=== PROVIDED RECORDS ===

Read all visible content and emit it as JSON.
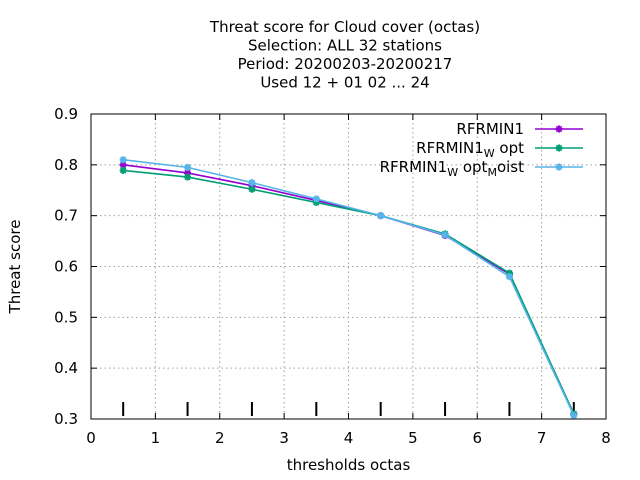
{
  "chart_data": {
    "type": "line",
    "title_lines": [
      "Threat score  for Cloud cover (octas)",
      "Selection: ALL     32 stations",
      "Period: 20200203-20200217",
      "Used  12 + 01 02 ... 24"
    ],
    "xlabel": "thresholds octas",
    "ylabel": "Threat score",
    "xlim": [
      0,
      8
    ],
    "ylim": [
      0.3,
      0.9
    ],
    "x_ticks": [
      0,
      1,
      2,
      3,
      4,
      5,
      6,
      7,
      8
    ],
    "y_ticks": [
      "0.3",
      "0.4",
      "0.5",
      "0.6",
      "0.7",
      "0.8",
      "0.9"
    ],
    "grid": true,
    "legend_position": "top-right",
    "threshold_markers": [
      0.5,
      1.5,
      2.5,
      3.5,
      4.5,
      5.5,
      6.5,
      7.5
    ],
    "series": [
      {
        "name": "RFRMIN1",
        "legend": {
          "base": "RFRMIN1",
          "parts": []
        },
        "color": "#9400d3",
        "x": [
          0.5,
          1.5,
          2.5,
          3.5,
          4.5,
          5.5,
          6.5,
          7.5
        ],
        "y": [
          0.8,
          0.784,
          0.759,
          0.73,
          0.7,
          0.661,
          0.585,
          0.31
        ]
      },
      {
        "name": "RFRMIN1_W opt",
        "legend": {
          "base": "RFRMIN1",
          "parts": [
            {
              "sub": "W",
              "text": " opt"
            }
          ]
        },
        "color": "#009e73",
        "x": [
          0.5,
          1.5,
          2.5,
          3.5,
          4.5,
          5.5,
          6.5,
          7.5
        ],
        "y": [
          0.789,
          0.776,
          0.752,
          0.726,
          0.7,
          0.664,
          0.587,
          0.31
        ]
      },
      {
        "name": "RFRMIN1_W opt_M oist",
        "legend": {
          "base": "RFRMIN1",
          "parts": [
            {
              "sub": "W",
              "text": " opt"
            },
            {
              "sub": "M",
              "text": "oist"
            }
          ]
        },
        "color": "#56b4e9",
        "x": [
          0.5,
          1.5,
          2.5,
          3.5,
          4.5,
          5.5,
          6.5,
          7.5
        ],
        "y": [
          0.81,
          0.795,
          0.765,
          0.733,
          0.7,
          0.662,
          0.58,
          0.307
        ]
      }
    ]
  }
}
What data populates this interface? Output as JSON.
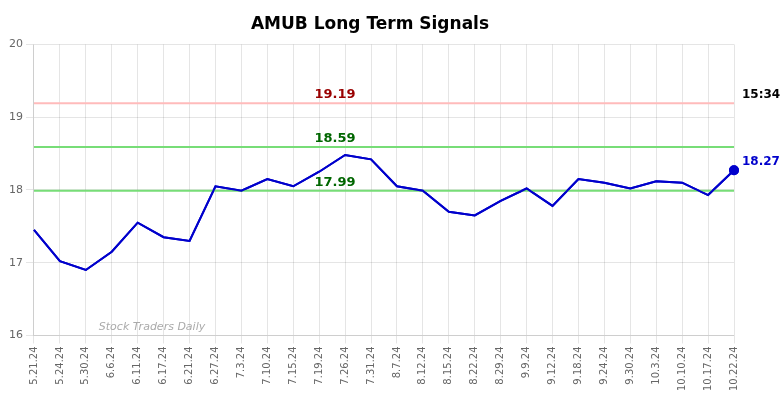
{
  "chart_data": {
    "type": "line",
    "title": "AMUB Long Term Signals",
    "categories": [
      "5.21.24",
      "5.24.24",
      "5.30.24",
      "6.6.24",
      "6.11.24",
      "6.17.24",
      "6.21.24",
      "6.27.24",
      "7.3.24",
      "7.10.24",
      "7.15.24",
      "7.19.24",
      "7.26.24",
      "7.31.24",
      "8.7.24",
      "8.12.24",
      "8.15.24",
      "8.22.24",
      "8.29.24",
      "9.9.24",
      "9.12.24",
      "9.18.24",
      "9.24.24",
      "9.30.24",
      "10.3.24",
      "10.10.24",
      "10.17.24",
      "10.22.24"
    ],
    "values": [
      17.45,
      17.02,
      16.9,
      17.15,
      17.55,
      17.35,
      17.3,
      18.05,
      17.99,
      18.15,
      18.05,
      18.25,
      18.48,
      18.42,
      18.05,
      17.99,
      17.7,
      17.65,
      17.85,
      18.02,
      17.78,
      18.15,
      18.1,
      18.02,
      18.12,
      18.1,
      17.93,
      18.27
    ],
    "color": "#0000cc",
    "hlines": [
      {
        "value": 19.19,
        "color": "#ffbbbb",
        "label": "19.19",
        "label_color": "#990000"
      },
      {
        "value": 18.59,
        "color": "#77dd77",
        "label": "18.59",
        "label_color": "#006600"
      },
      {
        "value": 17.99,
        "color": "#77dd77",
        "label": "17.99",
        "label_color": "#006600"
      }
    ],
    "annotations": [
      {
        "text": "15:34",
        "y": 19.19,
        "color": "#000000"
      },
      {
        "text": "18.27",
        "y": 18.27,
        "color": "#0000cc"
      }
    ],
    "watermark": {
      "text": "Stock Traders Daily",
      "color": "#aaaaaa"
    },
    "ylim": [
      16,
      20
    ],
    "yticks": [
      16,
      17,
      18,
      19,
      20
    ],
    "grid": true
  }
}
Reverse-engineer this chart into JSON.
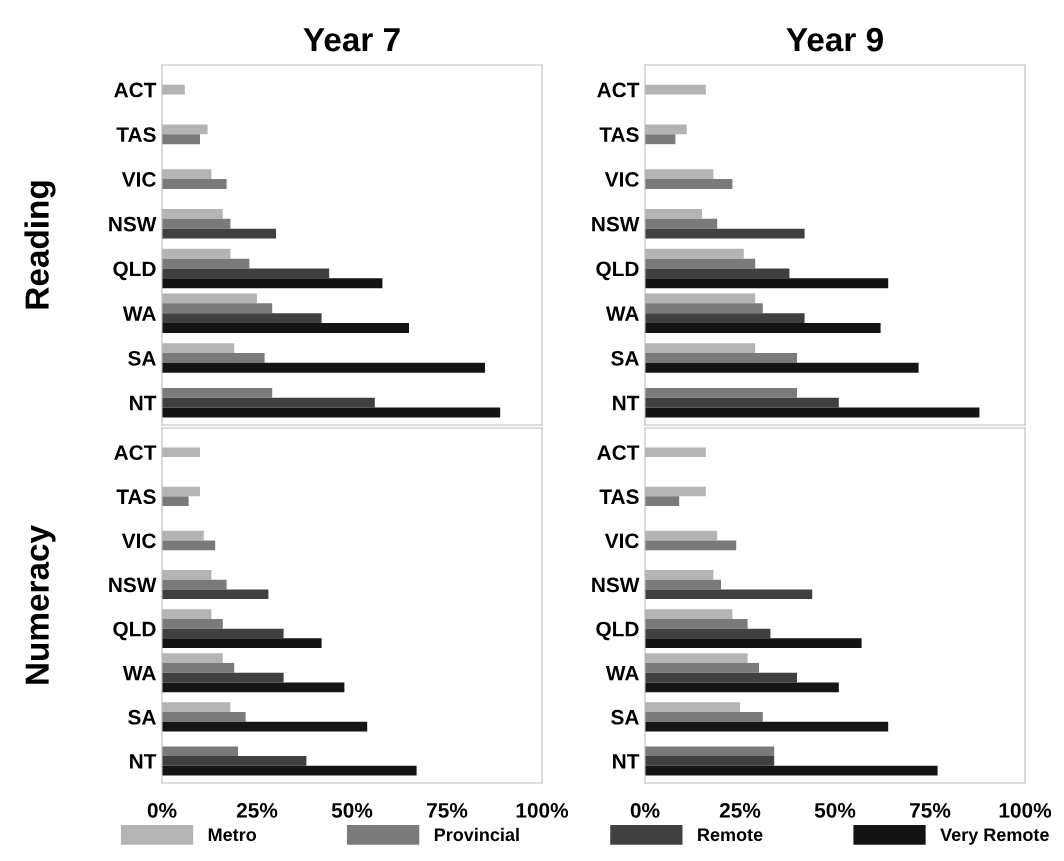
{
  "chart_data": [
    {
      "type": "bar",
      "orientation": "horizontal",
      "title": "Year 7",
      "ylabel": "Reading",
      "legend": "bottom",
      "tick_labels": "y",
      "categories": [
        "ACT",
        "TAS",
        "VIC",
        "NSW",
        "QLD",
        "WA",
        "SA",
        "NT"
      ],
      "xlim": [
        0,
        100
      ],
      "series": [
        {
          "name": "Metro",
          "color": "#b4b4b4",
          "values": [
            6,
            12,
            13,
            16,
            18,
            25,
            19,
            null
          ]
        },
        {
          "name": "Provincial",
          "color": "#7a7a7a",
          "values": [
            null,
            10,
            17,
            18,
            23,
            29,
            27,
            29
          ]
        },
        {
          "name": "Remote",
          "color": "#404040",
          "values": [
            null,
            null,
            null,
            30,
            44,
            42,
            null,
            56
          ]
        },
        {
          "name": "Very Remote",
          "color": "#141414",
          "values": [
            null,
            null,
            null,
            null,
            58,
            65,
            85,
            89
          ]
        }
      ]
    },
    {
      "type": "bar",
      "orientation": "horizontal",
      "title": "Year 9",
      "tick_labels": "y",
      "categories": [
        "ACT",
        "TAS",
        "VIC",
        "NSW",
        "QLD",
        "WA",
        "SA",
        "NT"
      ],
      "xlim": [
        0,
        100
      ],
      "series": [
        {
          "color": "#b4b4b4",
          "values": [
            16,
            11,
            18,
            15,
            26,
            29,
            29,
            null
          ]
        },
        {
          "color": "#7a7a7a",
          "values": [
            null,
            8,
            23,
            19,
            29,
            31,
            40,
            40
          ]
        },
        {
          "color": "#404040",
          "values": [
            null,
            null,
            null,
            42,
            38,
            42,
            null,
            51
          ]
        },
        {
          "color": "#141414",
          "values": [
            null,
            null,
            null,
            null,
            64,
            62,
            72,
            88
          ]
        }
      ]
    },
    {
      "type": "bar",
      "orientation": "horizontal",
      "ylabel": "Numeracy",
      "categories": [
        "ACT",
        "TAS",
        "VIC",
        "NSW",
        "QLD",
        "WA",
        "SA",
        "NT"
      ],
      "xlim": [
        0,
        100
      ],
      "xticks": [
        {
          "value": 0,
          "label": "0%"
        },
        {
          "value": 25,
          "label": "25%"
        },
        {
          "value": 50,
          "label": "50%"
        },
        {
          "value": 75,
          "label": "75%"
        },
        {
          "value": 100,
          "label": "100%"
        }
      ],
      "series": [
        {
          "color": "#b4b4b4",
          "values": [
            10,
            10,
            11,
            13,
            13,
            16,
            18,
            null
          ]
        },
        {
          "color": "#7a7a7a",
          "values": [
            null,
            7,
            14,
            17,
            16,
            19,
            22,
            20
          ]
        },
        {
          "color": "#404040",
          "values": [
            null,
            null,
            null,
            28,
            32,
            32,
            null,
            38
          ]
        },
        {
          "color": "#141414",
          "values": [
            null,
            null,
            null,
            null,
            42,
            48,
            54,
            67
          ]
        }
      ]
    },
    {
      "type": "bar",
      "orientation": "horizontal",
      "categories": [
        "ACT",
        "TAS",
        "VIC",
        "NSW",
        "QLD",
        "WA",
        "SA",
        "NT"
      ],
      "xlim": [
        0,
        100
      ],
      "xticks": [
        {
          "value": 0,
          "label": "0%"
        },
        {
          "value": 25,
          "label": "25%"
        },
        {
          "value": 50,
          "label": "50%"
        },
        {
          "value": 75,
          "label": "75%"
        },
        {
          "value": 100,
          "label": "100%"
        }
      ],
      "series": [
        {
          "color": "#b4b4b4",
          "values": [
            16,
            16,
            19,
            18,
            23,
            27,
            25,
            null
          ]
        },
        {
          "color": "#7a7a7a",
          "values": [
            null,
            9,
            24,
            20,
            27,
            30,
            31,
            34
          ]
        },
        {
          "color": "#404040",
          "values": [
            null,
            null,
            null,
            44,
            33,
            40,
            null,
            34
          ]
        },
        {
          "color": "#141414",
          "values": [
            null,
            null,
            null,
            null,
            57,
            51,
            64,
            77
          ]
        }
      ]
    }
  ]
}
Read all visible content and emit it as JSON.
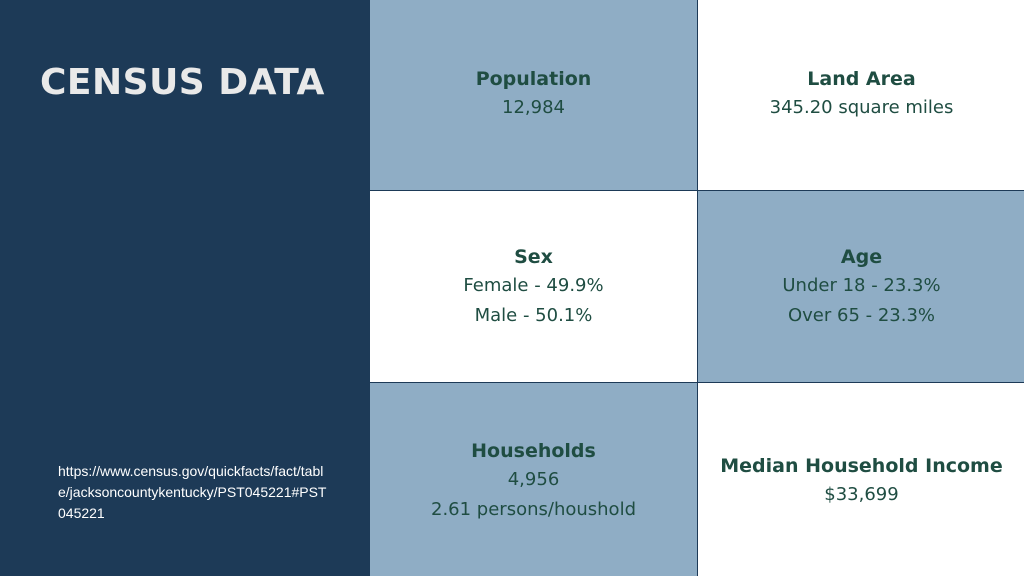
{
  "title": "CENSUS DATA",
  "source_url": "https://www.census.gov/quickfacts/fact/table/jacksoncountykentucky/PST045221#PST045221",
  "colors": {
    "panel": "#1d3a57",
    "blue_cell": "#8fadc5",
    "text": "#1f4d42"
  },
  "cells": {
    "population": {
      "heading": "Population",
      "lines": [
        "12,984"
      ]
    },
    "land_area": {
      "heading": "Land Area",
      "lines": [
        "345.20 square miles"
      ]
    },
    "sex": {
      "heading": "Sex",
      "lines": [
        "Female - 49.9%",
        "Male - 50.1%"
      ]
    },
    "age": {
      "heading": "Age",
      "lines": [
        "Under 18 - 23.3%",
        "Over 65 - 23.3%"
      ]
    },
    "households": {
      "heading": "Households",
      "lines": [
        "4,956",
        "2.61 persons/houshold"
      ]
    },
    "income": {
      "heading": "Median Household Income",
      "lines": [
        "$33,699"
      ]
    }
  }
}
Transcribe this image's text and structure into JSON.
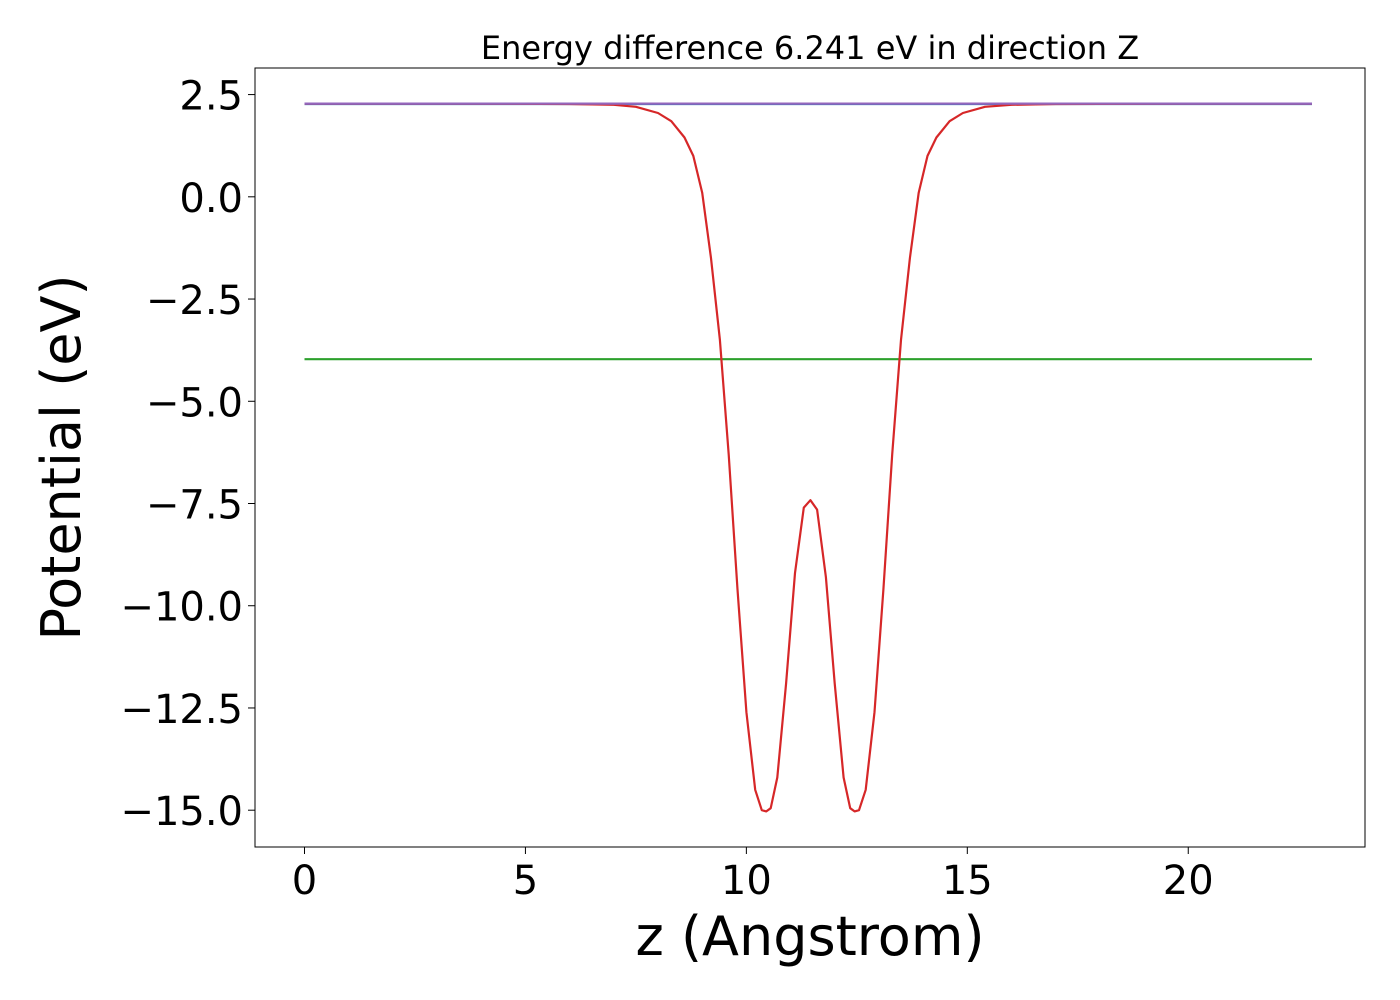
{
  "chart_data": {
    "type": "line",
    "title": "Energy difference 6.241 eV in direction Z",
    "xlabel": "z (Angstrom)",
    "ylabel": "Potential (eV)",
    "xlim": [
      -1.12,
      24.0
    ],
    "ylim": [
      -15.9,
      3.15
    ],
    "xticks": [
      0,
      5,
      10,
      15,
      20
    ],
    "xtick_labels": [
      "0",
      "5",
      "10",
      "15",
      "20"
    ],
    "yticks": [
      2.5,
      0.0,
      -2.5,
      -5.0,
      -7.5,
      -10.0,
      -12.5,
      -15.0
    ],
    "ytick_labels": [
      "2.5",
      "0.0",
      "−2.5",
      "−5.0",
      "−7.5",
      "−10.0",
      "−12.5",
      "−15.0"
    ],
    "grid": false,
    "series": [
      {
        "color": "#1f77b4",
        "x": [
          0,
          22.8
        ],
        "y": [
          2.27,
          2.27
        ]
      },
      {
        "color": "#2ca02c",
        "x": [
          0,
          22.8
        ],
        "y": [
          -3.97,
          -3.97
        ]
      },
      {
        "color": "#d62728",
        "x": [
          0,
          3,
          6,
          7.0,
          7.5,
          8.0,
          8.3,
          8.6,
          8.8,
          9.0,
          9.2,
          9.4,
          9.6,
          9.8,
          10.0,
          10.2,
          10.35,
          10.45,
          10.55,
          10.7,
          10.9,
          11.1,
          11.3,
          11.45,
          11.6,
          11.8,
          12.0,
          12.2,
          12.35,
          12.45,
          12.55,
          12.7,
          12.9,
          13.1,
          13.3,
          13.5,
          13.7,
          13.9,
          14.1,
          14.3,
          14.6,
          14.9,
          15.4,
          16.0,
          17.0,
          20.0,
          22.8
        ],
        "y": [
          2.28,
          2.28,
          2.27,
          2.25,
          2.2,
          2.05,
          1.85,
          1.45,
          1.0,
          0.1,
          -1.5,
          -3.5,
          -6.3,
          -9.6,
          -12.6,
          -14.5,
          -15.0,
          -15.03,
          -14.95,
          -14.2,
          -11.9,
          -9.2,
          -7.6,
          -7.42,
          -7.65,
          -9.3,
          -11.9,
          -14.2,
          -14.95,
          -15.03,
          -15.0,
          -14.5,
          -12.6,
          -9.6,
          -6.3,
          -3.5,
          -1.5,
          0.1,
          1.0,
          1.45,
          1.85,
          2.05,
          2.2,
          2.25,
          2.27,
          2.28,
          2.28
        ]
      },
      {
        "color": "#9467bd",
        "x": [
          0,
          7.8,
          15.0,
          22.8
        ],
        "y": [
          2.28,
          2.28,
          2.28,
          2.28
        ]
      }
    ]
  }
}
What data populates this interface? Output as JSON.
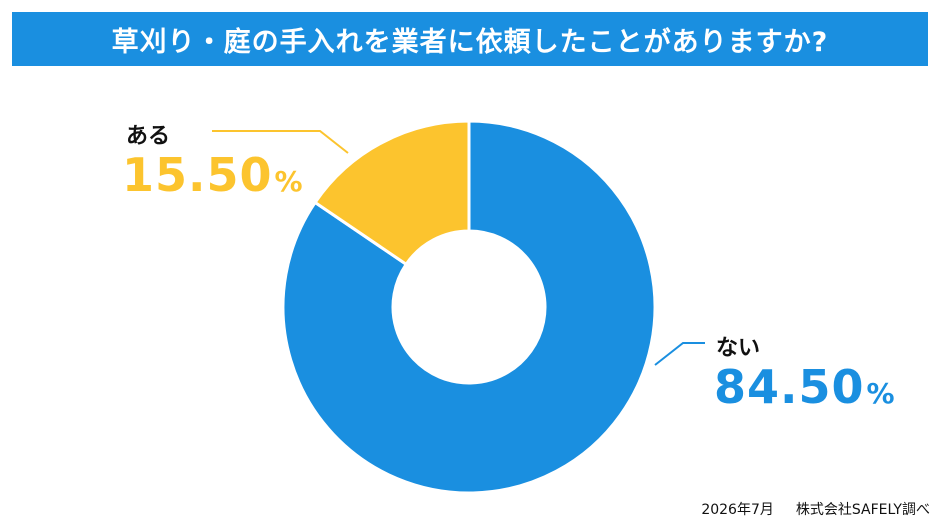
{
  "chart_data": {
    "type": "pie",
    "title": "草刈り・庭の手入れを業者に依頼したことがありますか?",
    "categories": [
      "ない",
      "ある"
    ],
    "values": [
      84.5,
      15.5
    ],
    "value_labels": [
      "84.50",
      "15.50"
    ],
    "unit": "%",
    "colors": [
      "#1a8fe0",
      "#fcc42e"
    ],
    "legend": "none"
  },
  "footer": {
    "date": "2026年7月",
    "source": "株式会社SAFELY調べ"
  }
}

===

DIRECTIONS — Show every line from the entries above in which the word "name" appears.

EXERCISE ANSWER —
        "name": "RFRMIN1",
        "name": "RFRMIN1_W opt",
        "name": "RFRMIN1_W opt_M oist",
          "name": "Metro",
          "name": "Provincial",
          "name": "Remote",
          "name": "Very Remote",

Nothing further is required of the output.